Requirements:
Retype all material exactly. Pictures stay out of the copy.

::::

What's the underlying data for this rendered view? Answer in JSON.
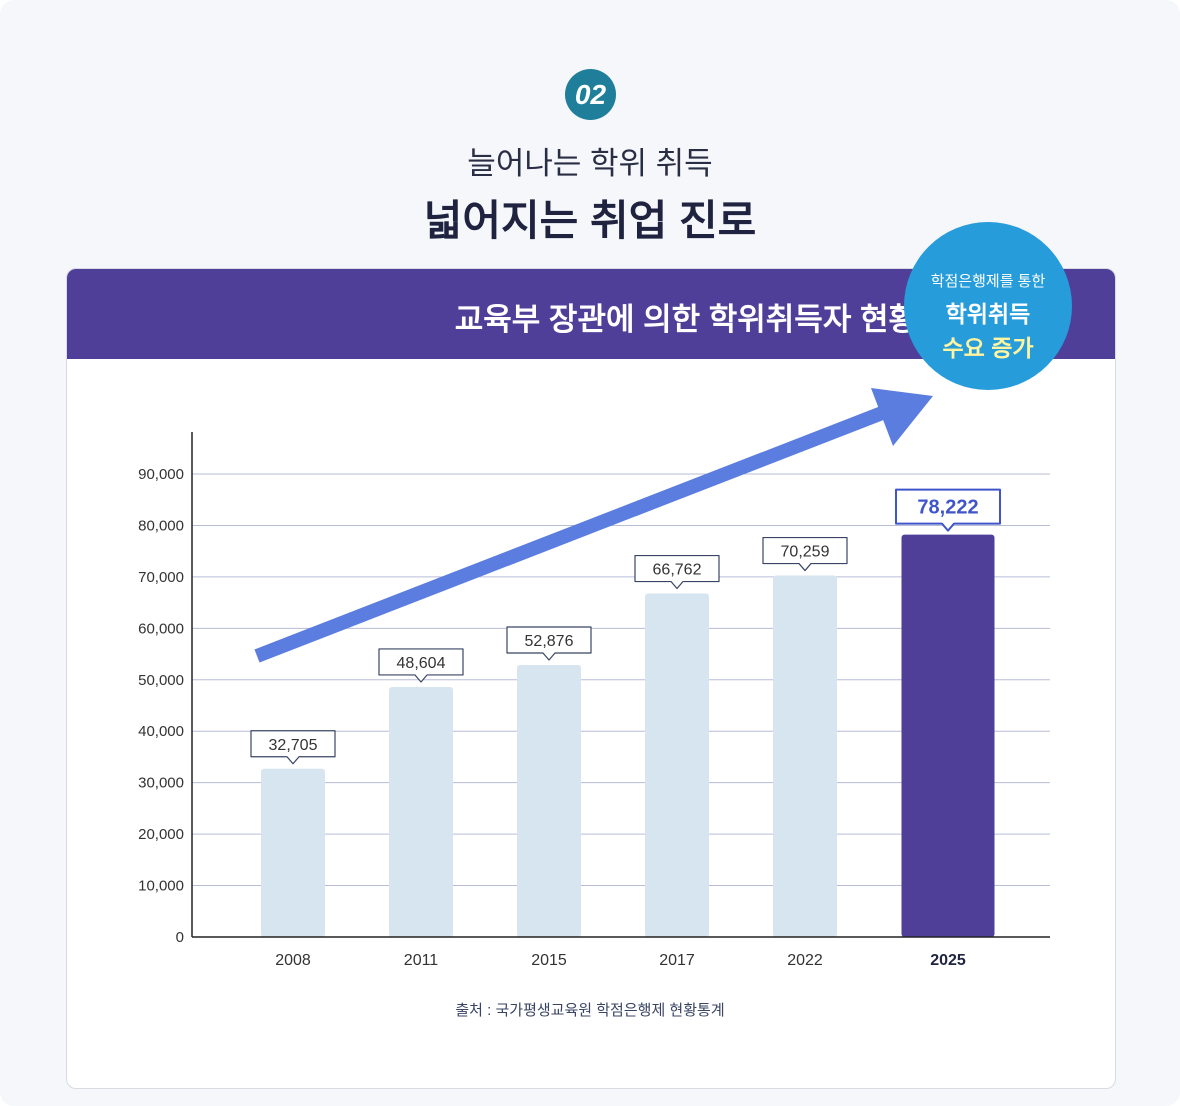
{
  "header": {
    "number": "02",
    "subtitle": "늘어나는 학위 취득",
    "title": "넓어지는 취업 진로"
  },
  "badge": {
    "line1": "학점은행제를 통한",
    "line2": "학위취득",
    "line3": "수요 증가"
  },
  "source": "출처 : 국가평생교육원 학점은행제 현황통계",
  "colors": {
    "bar": "#d6e5ef",
    "highlight": "#4f3f98",
    "arrow": "#5b7de0",
    "band": "#4f3f98",
    "badge": "#279cdb"
  },
  "chart_data": {
    "type": "bar",
    "title": "교육부 장관에 의한 학위취득자 현황",
    "categories": [
      "2008",
      "2011",
      "2015",
      "2017",
      "2022",
      "2025"
    ],
    "values": [
      32705,
      48604,
      52876,
      66762,
      70259,
      78222
    ],
    "labels": [
      "32,705",
      "48,604",
      "52,876",
      "66,762",
      "70,259",
      "78,222"
    ],
    "highlight_index": 5,
    "ylim": [
      0,
      90000
    ],
    "yticks": [
      0,
      10000,
      20000,
      30000,
      40000,
      50000,
      60000,
      70000,
      80000,
      90000
    ],
    "ytick_labels": [
      "0",
      "10,000",
      "20,000",
      "30,000",
      "40,000",
      "50,000",
      "60,000",
      "70,000",
      "80,000",
      "90,000"
    ],
    "grid": true,
    "trend_arrow": true
  }
}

::::

Response for this exercise:
What's the underlying data for this rendered view? Answer in JSON.
{
  "header": {
    "number": "02",
    "subtitle": "늘어나는 학위 취득",
    "title": "넓어지는 취업 진로"
  },
  "badge": {
    "line1": "학점은행제를 통한",
    "line2": "학위취득",
    "line3": "수요 증가"
  },
  "source": "출처 : 국가평생교육원 학점은행제 현황통계",
  "colors": {
    "bar": "#d6e5ef",
    "highlight": "#4f3f98",
    "arrow": "#5b7de0",
    "band": "#4f3f98",
    "badge": "#279cdb"
  },
  "chart_data": {
    "type": "bar",
    "title": "교육부 장관에 의한 학위취득자 현황",
    "categories": [
      "2008",
      "2011",
      "2015",
      "2017",
      "2022",
      "2025"
    ],
    "values": [
      32705,
      48604,
      52876,
      66762,
      70259,
      78222
    ],
    "labels": [
      "32,705",
      "48,604",
      "52,876",
      "66,762",
      "70,259",
      "78,222"
    ],
    "highlight_index": 5,
    "ylim": [
      0,
      90000
    ],
    "yticks": [
      0,
      10000,
      20000,
      30000,
      40000,
      50000,
      60000,
      70000,
      80000,
      90000
    ],
    "ytick_labels": [
      "0",
      "10,000",
      "20,000",
      "30,000",
      "40,000",
      "50,000",
      "60,000",
      "70,000",
      "80,000",
      "90,000"
    ],
    "grid": true,
    "trend_arrow": true
  }
}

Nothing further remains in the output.